Entries excerpted from a collection:

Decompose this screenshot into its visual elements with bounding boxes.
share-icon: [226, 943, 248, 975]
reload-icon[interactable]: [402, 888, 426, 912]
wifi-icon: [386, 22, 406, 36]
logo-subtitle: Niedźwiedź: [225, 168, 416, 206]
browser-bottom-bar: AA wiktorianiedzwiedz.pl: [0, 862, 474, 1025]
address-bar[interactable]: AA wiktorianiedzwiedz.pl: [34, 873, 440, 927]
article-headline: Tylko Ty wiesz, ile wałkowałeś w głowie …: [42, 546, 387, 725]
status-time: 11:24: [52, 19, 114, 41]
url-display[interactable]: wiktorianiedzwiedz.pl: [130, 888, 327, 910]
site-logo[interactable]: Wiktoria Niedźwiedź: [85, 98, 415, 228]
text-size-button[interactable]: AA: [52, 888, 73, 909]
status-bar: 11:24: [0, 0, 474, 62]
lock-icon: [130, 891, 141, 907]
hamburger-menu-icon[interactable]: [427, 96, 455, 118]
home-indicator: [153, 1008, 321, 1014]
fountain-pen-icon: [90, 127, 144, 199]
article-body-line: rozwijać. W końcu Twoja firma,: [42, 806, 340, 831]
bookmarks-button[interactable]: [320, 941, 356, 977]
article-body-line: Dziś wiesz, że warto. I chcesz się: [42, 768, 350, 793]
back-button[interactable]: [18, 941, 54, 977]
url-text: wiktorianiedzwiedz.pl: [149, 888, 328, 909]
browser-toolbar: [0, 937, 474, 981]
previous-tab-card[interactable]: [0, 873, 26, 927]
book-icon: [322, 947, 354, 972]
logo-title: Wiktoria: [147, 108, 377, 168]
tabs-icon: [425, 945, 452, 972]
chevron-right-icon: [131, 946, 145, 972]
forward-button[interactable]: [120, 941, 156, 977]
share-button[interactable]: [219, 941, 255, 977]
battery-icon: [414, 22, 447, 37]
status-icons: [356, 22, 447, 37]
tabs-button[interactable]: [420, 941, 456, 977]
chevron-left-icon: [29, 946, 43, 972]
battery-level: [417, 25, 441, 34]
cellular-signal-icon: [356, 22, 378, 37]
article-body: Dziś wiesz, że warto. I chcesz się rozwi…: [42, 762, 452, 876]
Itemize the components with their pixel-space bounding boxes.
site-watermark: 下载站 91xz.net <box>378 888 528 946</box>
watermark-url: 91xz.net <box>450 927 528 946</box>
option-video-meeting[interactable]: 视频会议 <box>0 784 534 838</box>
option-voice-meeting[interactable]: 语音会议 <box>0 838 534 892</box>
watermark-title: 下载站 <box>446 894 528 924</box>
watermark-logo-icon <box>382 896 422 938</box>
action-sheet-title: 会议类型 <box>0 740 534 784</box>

YOUR TASK>
Rewrite the entries from their start to the line with "article-body-line: rozwijać. W", putting "wlan-icon" in place of "wifi-icon" and leaving everything else untouched. Give only those lines.

RESPONSE TO THIS TASK>
Decompose this screenshot into its visual elements with bounding boxes.
share-icon: [226, 943, 248, 975]
reload-icon[interactable]: [402, 888, 426, 912]
wlan-icon: [386, 22, 406, 36]
logo-subtitle: Niedźwiedź: [225, 168, 416, 206]
browser-bottom-bar: AA wiktorianiedzwiedz.pl: [0, 862, 474, 1025]
address-bar[interactable]: AA wiktorianiedzwiedz.pl: [34, 873, 440, 927]
article-headline: Tylko Ty wiesz, ile wałkowałeś w głowie …: [42, 546, 387, 725]
status-time: 11:24: [52, 19, 114, 41]
url-display[interactable]: wiktorianiedzwiedz.pl: [130, 888, 327, 910]
site-logo[interactable]: Wiktoria Niedźwiedź: [85, 98, 415, 228]
text-size-button[interactable]: AA: [52, 888, 73, 909]
status-bar: 11:24: [0, 0, 474, 62]
lock-icon: [130, 891, 141, 907]
hamburger-menu-icon[interactable]: [427, 96, 455, 118]
home-indicator: [153, 1008, 321, 1014]
fountain-pen-icon: [90, 127, 144, 199]
article-body-line: rozwijać. W końcu Twoja firma,: [42, 806, 340, 831]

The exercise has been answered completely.